- EXERCISE AIM
Examine the entries and show every line in which the word "Control" is found.

[Start PROVIDED INFORMATION]

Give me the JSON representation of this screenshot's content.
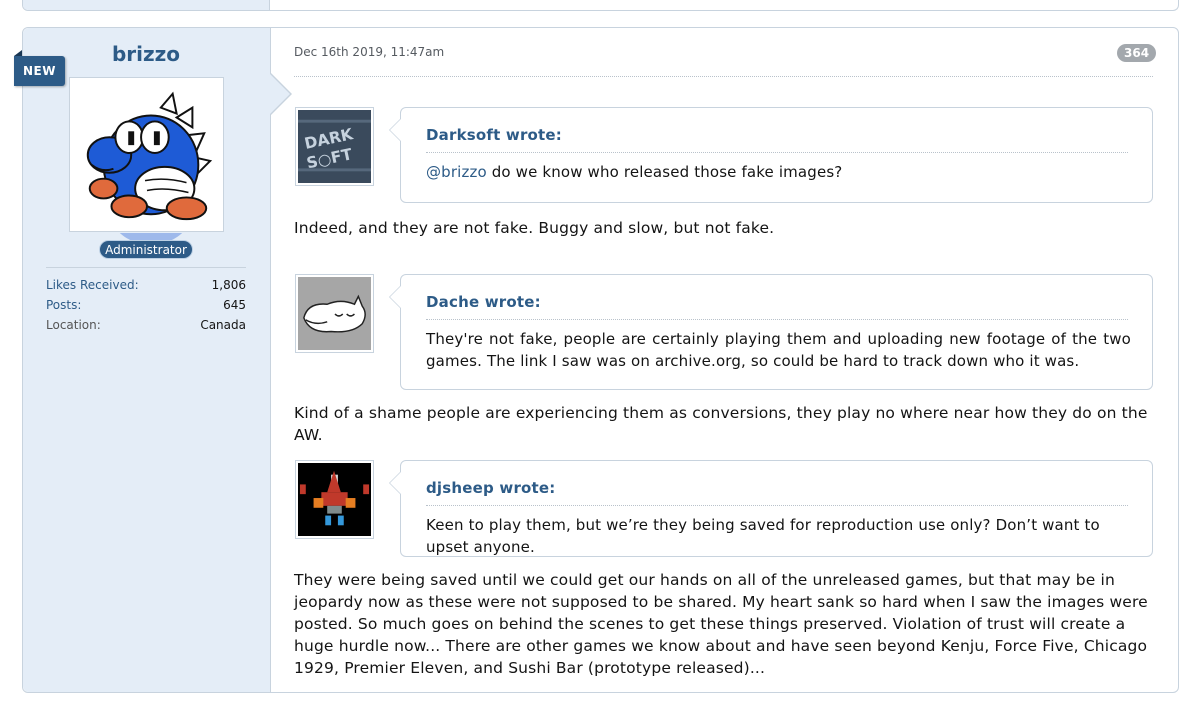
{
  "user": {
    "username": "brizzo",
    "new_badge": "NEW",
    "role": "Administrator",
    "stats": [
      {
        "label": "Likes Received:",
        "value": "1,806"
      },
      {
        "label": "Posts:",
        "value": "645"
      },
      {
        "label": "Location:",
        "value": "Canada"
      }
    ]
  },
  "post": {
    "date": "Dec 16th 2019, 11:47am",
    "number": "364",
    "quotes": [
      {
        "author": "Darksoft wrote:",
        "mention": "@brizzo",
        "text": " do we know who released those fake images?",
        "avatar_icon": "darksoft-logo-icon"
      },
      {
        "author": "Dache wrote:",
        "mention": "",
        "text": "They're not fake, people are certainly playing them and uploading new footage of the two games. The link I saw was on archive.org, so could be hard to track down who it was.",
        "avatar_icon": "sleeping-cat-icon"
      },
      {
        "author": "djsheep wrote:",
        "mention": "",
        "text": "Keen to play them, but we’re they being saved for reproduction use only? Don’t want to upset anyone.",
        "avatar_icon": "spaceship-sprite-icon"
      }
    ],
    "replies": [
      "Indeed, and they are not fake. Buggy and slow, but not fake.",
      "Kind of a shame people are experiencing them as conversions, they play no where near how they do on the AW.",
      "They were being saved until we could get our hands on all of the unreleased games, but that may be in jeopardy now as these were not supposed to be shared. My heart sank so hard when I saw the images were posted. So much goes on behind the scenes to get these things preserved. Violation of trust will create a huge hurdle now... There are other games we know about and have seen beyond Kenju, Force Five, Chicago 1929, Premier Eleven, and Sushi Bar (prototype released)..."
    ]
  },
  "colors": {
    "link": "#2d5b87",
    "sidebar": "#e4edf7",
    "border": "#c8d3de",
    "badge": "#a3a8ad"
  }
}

[End PROVIDED INFORMATION]
[Start PROVIDED INFORMATION]

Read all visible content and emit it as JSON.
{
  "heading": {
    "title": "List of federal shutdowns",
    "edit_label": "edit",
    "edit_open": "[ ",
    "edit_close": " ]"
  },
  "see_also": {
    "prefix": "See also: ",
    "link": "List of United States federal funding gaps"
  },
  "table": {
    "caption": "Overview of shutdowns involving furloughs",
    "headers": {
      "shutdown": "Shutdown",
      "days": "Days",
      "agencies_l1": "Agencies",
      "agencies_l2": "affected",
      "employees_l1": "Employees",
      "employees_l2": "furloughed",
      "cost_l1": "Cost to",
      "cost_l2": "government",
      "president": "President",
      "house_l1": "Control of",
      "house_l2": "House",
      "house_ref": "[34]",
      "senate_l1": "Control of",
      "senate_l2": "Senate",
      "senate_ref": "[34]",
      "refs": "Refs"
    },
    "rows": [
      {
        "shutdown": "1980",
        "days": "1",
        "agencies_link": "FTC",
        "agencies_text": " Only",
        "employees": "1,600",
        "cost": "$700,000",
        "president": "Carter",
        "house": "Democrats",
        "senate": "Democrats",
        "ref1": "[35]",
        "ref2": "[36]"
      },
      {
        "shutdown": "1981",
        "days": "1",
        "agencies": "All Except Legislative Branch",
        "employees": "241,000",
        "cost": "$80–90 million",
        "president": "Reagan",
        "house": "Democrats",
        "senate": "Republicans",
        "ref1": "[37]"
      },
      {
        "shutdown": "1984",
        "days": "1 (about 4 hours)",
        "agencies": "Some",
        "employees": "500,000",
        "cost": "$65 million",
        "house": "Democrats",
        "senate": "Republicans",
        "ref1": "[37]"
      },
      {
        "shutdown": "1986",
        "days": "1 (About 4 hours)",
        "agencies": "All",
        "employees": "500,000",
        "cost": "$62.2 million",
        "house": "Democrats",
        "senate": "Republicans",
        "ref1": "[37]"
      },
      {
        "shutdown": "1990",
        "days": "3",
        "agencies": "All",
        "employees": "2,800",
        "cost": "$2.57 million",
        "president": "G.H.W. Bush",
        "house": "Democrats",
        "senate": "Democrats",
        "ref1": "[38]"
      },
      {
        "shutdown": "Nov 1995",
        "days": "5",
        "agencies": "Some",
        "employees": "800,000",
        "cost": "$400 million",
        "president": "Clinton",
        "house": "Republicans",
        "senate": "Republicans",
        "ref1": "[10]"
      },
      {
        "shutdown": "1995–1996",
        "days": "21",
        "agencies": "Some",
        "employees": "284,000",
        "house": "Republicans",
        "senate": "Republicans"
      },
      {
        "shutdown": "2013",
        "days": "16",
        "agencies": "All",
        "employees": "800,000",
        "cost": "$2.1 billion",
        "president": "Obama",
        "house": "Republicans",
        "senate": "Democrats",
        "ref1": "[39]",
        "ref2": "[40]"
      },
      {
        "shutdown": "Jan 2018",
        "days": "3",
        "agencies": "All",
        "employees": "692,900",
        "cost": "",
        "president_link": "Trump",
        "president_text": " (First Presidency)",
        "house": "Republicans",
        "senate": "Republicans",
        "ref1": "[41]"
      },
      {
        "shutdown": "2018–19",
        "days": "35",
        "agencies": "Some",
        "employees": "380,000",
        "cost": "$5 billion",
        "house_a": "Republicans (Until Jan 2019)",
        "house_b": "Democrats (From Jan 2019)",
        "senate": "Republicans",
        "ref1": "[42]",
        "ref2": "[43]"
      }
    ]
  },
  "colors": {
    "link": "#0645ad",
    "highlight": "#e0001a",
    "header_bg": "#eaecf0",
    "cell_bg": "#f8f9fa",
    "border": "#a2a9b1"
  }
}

[End PROVIDED INFORMATION]

- THE SOLUTION
      "house_l1": "Control of",
      "senate_l1": "Control of",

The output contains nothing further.